Problem to solve » Present every line in which the string "بالحلقة" appears.

Given data »

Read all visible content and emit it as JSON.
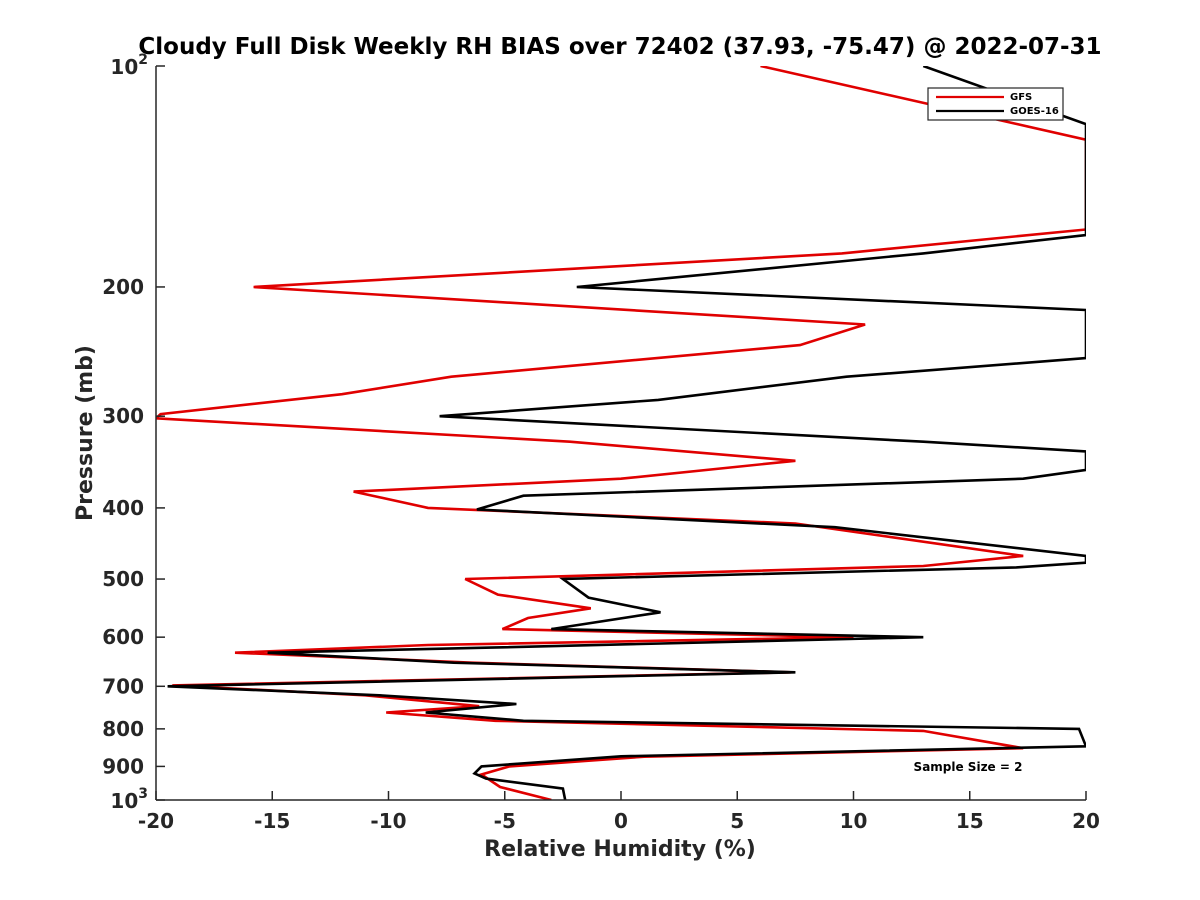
{
  "chart_data": {
    "type": "line",
    "title": "Cloudy Full Disk Weekly RH BIAS over 72402 (37.93, -75.47) @ 2022-07-31",
    "xlabel": "Relative Humidity (%)",
    "ylabel": "Pressure (mb)",
    "xlim": [
      -20,
      20
    ],
    "ylim": [
      100,
      1000
    ],
    "yscale": "log",
    "y_reversed": true,
    "x_ticks": [
      "-20",
      "-15",
      "-10",
      "-5",
      "0",
      "5",
      "10",
      "15",
      "20"
    ],
    "y_ticks": [
      {
        "value": 100,
        "base": "10",
        "exp": "2"
      },
      {
        "value": 200,
        "label": "200"
      },
      {
        "value": 300,
        "label": "300"
      },
      {
        "value": 400,
        "label": "400"
      },
      {
        "value": 500,
        "label": "500"
      },
      {
        "value": 600,
        "label": "600"
      },
      {
        "value": 700,
        "label": "700"
      },
      {
        "value": 800,
        "label": "800"
      },
      {
        "value": 900,
        "label": "900"
      },
      {
        "value": 1000,
        "base": "10",
        "exp": "3"
      }
    ],
    "grid": false,
    "legend_position": "top-right",
    "annotation": "Sample Size = 2",
    "series": [
      {
        "name": "GFS",
        "color": "#e00000",
        "points": [
          [
            6,
            100
          ],
          [
            20,
            126
          ],
          [
            20,
            167
          ],
          [
            9.5,
            180
          ],
          [
            -15.8,
            200
          ],
          [
            10.5,
            225
          ],
          [
            7.7,
            240
          ],
          [
            -7.3,
            265
          ],
          [
            -12,
            280
          ],
          [
            -19.8,
            298
          ],
          [
            -20,
            302
          ],
          [
            -2.2,
            325
          ],
          [
            7.5,
            345
          ],
          [
            0,
            365
          ],
          [
            -11.5,
            380
          ],
          [
            -8.3,
            400
          ],
          [
            7.5,
            420
          ],
          [
            17.3,
            465
          ],
          [
            13,
            480
          ],
          [
            -6.7,
            500
          ],
          [
            -5.3,
            525
          ],
          [
            -1.3,
            548
          ],
          [
            -4,
            565
          ],
          [
            -5.1,
            585
          ],
          [
            10,
            600
          ],
          [
            -8.3,
            615
          ],
          [
            -16.6,
            630
          ],
          [
            -6.4,
            650
          ],
          [
            7.3,
            670
          ],
          [
            -19.3,
            698
          ],
          [
            -11,
            720
          ],
          [
            -6.1,
            745
          ],
          [
            -10.1,
            760
          ],
          [
            -5.4,
            780
          ],
          [
            13,
            805
          ],
          [
            17.3,
            850
          ],
          [
            1,
            873
          ],
          [
            -4.8,
            900
          ],
          [
            -6,
            923
          ],
          [
            -5.2,
            960
          ],
          [
            -3,
            1000
          ]
        ]
      },
      {
        "name": "GOES-16",
        "color": "#000000",
        "points": [
          [
            13,
            100
          ],
          [
            20,
            120
          ],
          [
            20,
            170
          ],
          [
            13,
            180
          ],
          [
            -1.9,
            200
          ],
          [
            20,
            215
          ],
          [
            20,
            250
          ],
          [
            9.7,
            265
          ],
          [
            1.6,
            285
          ],
          [
            -7.8,
            300
          ],
          [
            13,
            325
          ],
          [
            20,
            335
          ],
          [
            20,
            355
          ],
          [
            17.3,
            365
          ],
          [
            -4.2,
            385
          ],
          [
            -6.2,
            402
          ],
          [
            9.2,
            425
          ],
          [
            20,
            465
          ],
          [
            20,
            475
          ],
          [
            17,
            482
          ],
          [
            -2.5,
            500
          ],
          [
            -1.4,
            530
          ],
          [
            1.7,
            555
          ],
          [
            -3,
            585
          ],
          [
            13,
            600
          ],
          [
            -5.6,
            620
          ],
          [
            -15.2,
            630
          ],
          [
            -7.2,
            650
          ],
          [
            7.5,
            670
          ],
          [
            -19.5,
            700
          ],
          [
            -10.4,
            720
          ],
          [
            -4.5,
            740
          ],
          [
            -8.4,
            760
          ],
          [
            -4.2,
            780
          ],
          [
            19.7,
            800
          ],
          [
            20,
            845
          ],
          [
            0,
            872
          ],
          [
            -6,
            900
          ],
          [
            -6.3,
            920
          ],
          [
            -5.8,
            935
          ],
          [
            -2.5,
            965
          ],
          [
            -2.4,
            1000
          ]
        ]
      }
    ]
  }
}
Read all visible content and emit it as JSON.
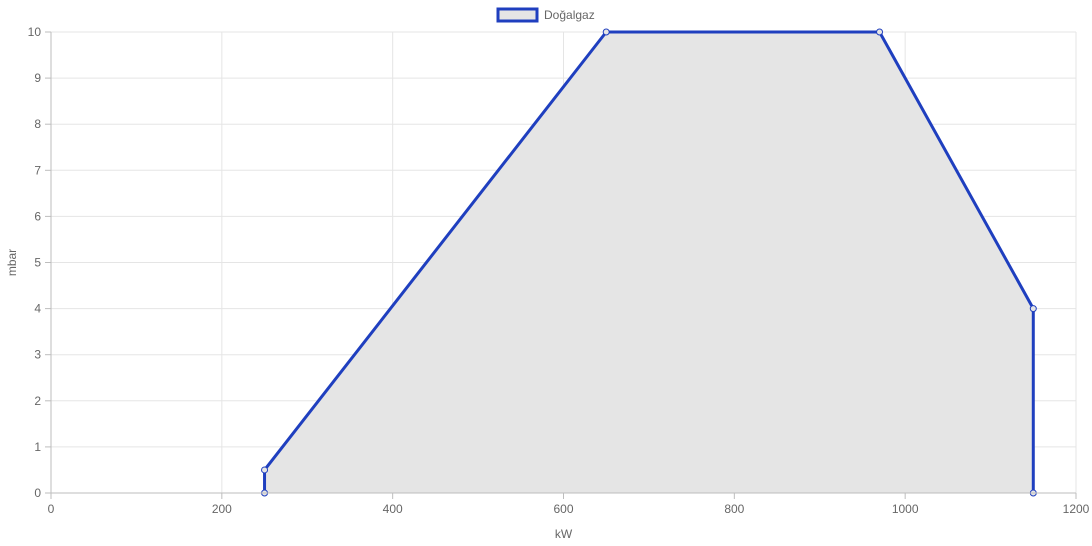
{
  "chart_data": {
    "type": "area",
    "xlabel": "kW",
    "ylabel": "mbar",
    "xlim": [
      0,
      1200
    ],
    "ylim": [
      0,
      10
    ],
    "x_ticks": [
      0,
      200,
      400,
      600,
      800,
      1000,
      1200
    ],
    "y_ticks": [
      0,
      1,
      2,
      3,
      4,
      5,
      6,
      7,
      8,
      9,
      10
    ],
    "grid": true,
    "legend_position": "top-center",
    "series": [
      {
        "name": "Doğalgaz",
        "points": [
          {
            "x": 250,
            "y": 0
          },
          {
            "x": 250,
            "y": 0.5
          },
          {
            "x": 650,
            "y": 10
          },
          {
            "x": 970,
            "y": 10
          },
          {
            "x": 1150,
            "y": 4
          },
          {
            "x": 1150,
            "y": 0
          }
        ],
        "line_color": "#1f3fbf",
        "fill_color": "#e5e5e5"
      }
    ]
  }
}
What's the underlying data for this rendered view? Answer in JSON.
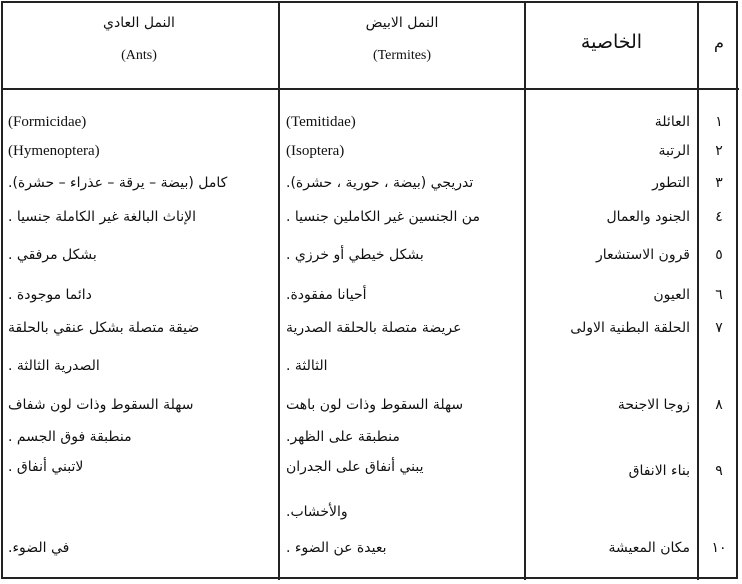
{
  "header": {
    "num": "م",
    "property": "الخاصية",
    "termites": "النمل الابيض",
    "termites_en": "(Termites)",
    "ants": "النمل العادي",
    "ants_en": "(Ants)"
  },
  "rows": [
    {
      "num": "١",
      "property": "العائلة",
      "termites": [
        "(Temitidae)"
      ],
      "ants": [
        "(Formicidae)"
      ]
    },
    {
      "num": "٢",
      "property": "الرتبة",
      "termites": [
        "(Isoptera)"
      ],
      "ants": [
        "(Hymenoptera)"
      ]
    },
    {
      "num": "٣",
      "property": "التطور",
      "termites": [
        "تدريجي (بيضة ، حورية ، حشرة)."
      ],
      "ants": [
        "كامل (بيضة – يرقة – عذراء – حشرة)."
      ]
    },
    {
      "num": "٤",
      "property": "الجنود والعمال",
      "termites": [
        "من الجنسين غير الكاملين جنسيا ."
      ],
      "ants": [
        "الإناث البالغة غير الكاملة جنسيا ."
      ]
    },
    {
      "num": "٥",
      "property": "قرون الاستشعار",
      "termites": [
        "بشكل خيطي أو خرزي ."
      ],
      "ants": [
        "بشكل مرفقي ."
      ]
    },
    {
      "num": "٦",
      "property": "العيون",
      "termites": [
        "أحيانا مفقودة."
      ],
      "ants": [
        "دائما موجودة ."
      ]
    },
    {
      "num": "٧",
      "property": "الحلقة البطنية الاولى",
      "termites": [
        "عريضة متصلة بالحلقة الصدرية",
        "الثالثة ."
      ],
      "ants": [
        "ضيقة متصلة بشكل عنقي بالحلقة",
        "الصدرية الثالثة ."
      ]
    },
    {
      "num": "٨",
      "property": "زوجا الاجنحة",
      "termites": [
        "سهلة السقوط وذات لون باهت",
        "منطبقة على الظهر."
      ],
      "ants": [
        "سهلة السقوط وذات لون شفاف",
        "منطبقة فوق الجسم ."
      ]
    },
    {
      "num": "٩",
      "property": "بناء الانفاق",
      "termites": [
        "يبني أنفاق على الجدران",
        "والأخشاب."
      ],
      "ants": [
        "لاتبني أنفاق ."
      ]
    },
    {
      "num": "١٠",
      "property": "مكان المعيشة",
      "termites": [
        "بعيدة عن الضوء ."
      ],
      "ants": [
        "في الضوء."
      ]
    }
  ]
}
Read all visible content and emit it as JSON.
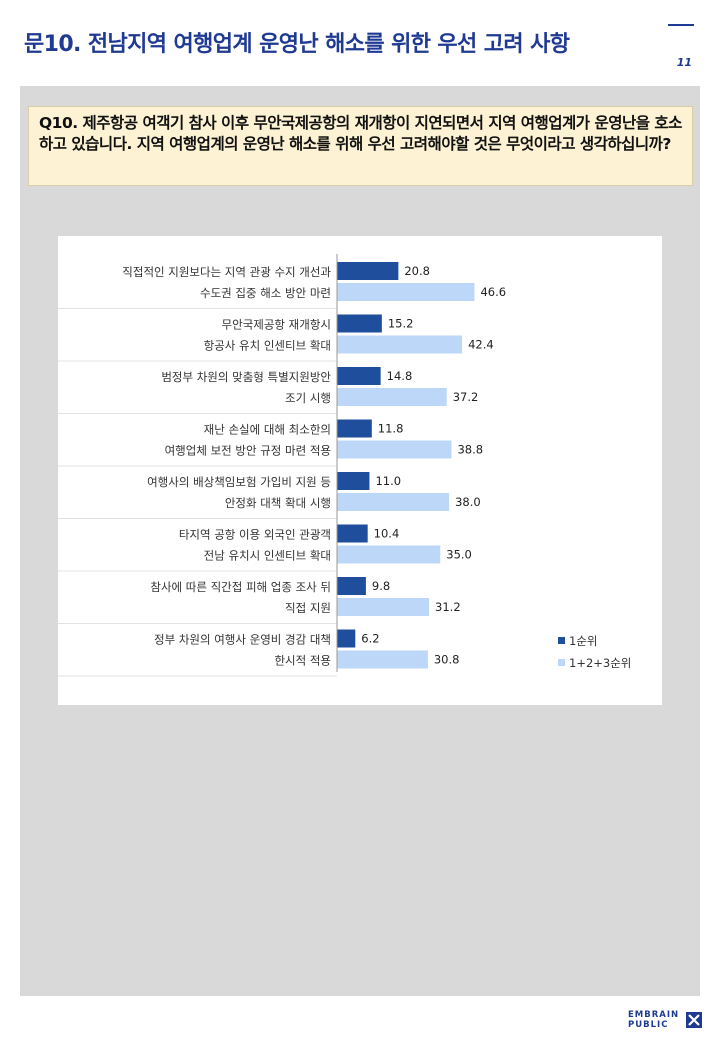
{
  "page": {
    "title": "문10. 전남지역 여행업계 운영난 해소를 위한 우선 고려 사항",
    "page_number": "11",
    "question": "Q10. 제주항공 여객기 참사 이후 무안국제공항의 재개항이 지연되면서 지역 여행업계가 운영난을 호소하고 있습니다. 지역 여행업계의 운영난 해소를 위해 우선 고려해야할 것은 무엇이라고 생각하십니까?",
    "logo_line1": "EMBRAIN",
    "logo_line2": "PUBLIC"
  },
  "colors": {
    "title": "#1f3a93",
    "series1": "#1f4e9c",
    "series2": "#bcd7f7",
    "panel": "#d9d9d9",
    "question_bg": "#fdf3d4"
  },
  "chart_data": {
    "type": "bar",
    "orientation": "horizontal",
    "categories": [
      [
        "직접적인 지원보다는 지역 관광 수지 개선과",
        "수도권 집중 해소 방안 마련"
      ],
      [
        "무안국제공항 재개항시",
        "항공사 유치 인센티브 확대"
      ],
      [
        "범정부 차원의 맞춤형 특별지원방안",
        "조기 시행"
      ],
      [
        "재난 손실에 대해 최소한의",
        "여행업체 보전 방안 규정 마련 적용"
      ],
      [
        "여행사의 배상책임보험 가입비 지원 등",
        "안정화 대책 확대 시행"
      ],
      [
        "타지역 공항 이용 외국인 관광객",
        "전남 유치시 인센티브 확대"
      ],
      [
        "참사에 따른 직간접 피해 업종 조사 뒤",
        "직접 지원"
      ],
      [
        "정부 차원의 여행사 운영비 경감 대책",
        "한시적 적용"
      ]
    ],
    "series": [
      {
        "name": "1순위",
        "values": [
          20.8,
          15.2,
          14.8,
          11.8,
          11.0,
          10.4,
          9.8,
          6.2
        ]
      },
      {
        "name": "1+2+3순위",
        "values": [
          46.6,
          42.4,
          37.2,
          38.8,
          38.0,
          35.0,
          31.2,
          30.8
        ]
      }
    ],
    "xlim": [
      0,
      100
    ],
    "legend_position": "bottom-right"
  }
}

The output »
        "عريضة متصلة بالحلقة الصدرية",
        "ضيقة متصلة بشكل عنقي بالحلقة",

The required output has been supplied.